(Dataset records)
# # # #

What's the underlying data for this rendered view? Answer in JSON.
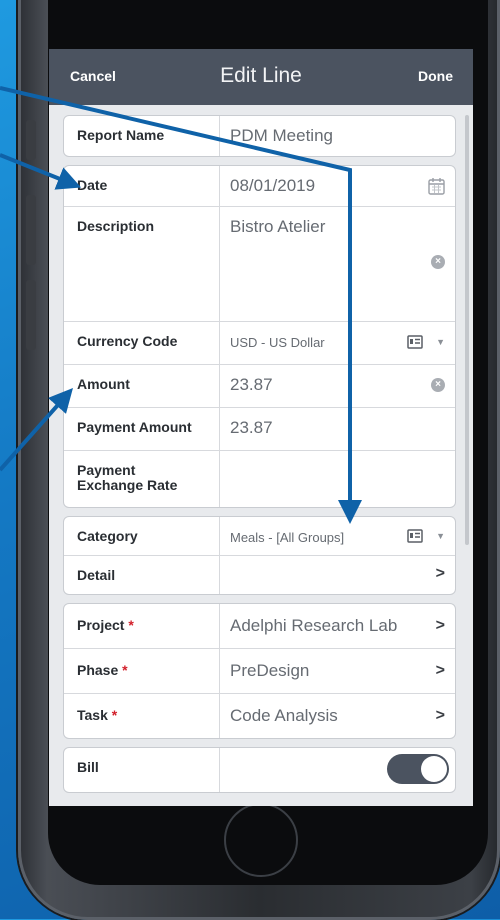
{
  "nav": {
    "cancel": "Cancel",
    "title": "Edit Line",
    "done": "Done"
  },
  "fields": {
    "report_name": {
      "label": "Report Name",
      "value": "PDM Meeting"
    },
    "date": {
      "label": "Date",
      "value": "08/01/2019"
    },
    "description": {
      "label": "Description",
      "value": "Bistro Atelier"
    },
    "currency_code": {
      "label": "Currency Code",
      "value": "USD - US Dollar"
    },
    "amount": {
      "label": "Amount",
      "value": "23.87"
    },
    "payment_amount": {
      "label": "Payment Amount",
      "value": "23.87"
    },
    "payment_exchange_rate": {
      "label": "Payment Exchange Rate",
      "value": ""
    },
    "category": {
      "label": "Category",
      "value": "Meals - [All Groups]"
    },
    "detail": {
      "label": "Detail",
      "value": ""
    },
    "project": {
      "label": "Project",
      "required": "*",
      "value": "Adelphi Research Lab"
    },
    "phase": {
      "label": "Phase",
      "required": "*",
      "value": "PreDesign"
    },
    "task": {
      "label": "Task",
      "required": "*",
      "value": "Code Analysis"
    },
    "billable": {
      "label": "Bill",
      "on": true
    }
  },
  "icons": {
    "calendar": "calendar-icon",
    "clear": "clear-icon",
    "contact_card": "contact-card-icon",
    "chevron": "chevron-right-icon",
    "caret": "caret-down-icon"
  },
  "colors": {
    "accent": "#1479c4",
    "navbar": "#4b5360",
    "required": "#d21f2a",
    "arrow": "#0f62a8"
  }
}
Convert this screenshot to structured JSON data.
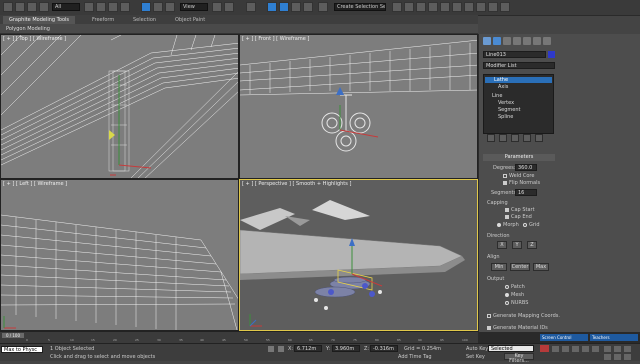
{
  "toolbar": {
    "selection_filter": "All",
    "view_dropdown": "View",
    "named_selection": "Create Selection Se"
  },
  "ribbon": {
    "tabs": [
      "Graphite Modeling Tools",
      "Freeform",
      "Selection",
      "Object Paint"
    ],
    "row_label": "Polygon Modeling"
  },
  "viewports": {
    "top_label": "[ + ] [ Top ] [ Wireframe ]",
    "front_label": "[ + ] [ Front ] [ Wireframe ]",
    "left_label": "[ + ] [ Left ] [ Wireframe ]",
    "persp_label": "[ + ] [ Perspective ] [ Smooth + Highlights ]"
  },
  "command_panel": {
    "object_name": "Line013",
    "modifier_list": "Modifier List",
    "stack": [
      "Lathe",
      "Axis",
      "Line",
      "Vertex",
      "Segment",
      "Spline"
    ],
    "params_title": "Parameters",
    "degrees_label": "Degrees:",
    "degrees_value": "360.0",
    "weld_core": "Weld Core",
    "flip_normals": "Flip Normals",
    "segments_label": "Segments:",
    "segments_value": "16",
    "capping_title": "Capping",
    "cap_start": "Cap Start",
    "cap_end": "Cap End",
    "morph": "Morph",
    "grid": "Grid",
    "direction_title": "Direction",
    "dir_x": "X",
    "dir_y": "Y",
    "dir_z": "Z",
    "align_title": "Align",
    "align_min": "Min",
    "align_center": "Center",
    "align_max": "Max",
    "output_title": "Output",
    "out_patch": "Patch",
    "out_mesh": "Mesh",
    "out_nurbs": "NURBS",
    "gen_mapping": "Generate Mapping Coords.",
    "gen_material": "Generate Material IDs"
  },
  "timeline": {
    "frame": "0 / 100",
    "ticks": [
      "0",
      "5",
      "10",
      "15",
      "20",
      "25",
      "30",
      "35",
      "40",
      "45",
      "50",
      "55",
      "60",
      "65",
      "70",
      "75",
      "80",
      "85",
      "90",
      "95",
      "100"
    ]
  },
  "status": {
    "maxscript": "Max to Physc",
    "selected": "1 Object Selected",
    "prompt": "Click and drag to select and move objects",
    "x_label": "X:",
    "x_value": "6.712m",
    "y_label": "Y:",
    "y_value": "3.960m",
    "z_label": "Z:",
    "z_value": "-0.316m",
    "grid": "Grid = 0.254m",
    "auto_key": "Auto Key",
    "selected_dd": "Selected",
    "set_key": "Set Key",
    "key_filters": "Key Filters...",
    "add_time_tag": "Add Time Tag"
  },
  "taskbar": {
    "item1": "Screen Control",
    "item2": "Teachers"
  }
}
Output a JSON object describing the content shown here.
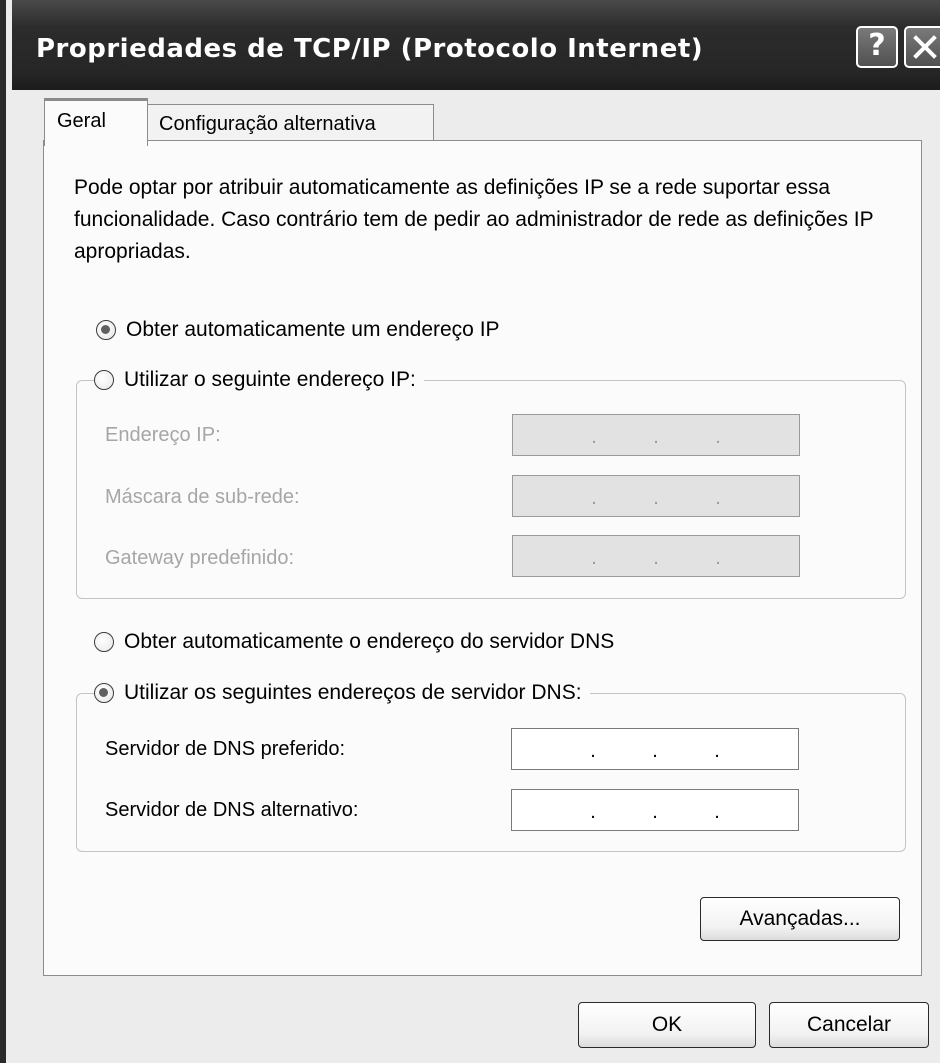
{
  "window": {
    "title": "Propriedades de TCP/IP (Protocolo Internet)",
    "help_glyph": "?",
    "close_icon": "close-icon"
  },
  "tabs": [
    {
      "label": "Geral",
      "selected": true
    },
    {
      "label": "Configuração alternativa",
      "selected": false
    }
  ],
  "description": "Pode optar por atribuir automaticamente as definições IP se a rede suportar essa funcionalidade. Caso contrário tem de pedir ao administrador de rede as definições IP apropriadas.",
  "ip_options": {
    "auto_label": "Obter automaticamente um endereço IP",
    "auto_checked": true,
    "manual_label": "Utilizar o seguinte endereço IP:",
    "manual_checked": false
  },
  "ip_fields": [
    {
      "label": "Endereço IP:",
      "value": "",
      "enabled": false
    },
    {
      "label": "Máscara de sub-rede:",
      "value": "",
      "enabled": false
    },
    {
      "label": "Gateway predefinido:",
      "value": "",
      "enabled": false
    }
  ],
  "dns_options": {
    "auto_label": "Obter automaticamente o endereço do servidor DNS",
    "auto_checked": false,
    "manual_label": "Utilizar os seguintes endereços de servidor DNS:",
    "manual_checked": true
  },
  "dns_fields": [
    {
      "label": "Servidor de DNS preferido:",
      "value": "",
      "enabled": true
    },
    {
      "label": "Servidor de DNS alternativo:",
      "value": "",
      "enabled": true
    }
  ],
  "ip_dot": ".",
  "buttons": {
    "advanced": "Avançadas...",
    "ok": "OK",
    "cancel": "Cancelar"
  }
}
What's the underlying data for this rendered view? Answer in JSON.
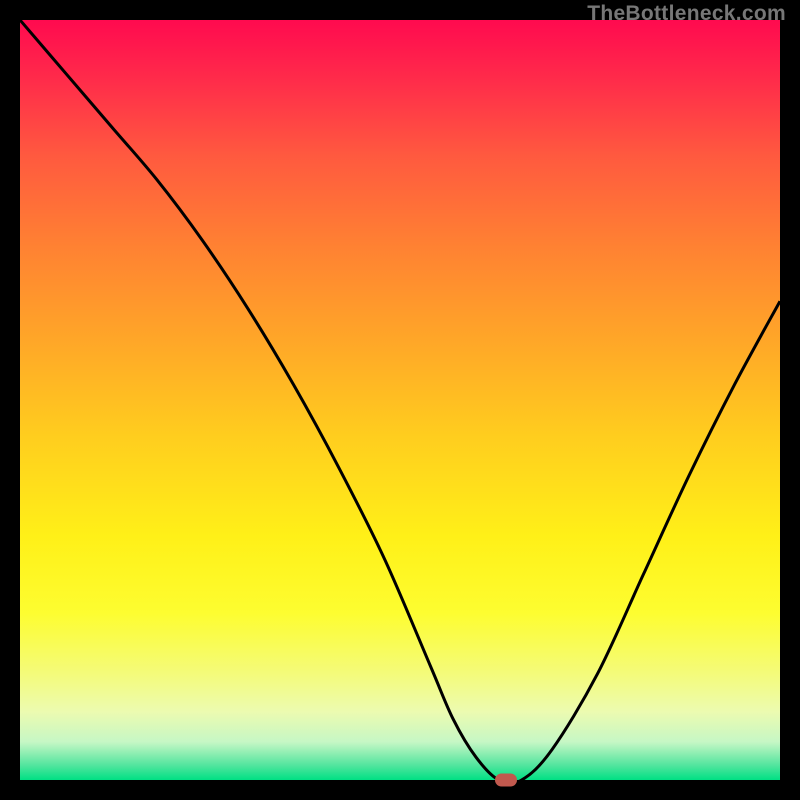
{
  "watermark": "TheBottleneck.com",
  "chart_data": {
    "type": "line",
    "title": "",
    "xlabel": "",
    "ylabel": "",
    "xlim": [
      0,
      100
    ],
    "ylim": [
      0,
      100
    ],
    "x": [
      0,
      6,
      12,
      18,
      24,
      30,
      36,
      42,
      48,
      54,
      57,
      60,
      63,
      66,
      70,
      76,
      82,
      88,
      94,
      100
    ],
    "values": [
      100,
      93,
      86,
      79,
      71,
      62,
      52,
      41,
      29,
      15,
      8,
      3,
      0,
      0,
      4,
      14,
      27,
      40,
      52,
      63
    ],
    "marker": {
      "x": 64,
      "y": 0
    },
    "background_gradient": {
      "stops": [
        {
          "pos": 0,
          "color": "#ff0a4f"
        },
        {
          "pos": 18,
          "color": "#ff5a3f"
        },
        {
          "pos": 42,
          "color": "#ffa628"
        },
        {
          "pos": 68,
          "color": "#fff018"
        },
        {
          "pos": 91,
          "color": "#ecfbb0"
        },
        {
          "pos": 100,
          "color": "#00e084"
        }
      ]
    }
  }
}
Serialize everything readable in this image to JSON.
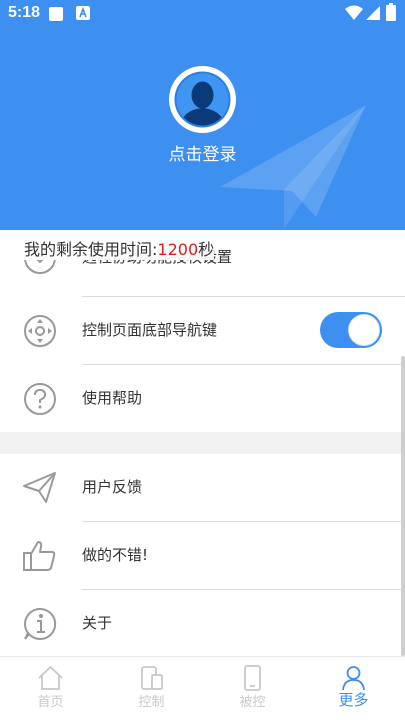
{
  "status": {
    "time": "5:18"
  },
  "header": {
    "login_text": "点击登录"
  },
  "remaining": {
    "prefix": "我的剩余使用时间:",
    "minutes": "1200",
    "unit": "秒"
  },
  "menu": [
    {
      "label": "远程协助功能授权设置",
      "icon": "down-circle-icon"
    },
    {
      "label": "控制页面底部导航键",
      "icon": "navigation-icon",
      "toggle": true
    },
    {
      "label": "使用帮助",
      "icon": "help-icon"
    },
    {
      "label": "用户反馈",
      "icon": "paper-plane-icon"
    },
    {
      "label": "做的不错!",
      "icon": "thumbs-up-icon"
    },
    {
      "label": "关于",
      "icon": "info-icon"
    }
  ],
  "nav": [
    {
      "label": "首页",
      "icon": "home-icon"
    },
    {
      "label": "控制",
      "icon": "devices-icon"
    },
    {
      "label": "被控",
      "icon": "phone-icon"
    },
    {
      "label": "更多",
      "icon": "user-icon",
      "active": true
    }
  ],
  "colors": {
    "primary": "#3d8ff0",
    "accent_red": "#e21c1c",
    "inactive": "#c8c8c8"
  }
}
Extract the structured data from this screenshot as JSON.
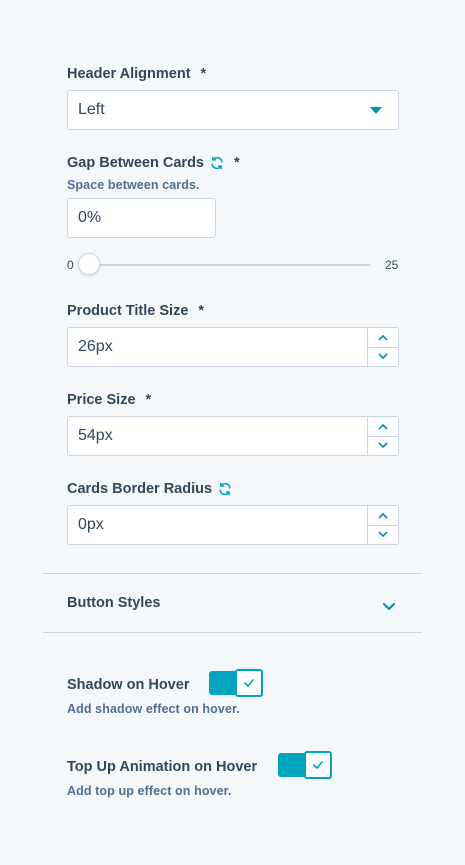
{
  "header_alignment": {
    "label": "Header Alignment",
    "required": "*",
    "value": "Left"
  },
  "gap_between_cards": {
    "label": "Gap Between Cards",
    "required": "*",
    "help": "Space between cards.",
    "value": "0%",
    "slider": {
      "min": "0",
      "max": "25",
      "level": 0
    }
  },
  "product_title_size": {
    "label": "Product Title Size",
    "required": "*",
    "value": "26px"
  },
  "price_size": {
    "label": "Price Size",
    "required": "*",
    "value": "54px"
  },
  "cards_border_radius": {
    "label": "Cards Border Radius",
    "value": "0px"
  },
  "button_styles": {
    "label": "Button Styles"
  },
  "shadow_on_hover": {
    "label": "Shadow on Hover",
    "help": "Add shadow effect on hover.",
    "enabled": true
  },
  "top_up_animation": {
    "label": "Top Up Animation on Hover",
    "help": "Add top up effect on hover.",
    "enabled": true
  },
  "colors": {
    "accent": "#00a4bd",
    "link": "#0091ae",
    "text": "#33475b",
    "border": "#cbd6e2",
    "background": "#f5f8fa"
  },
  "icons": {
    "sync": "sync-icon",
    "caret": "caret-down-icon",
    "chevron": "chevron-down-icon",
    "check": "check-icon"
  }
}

# # # #

== PROMPT ==
Tally how many lines of the material contain the word "chevron". The answer must be the number and nothing else.

== ANSWER TO THE EXERCISE ==
2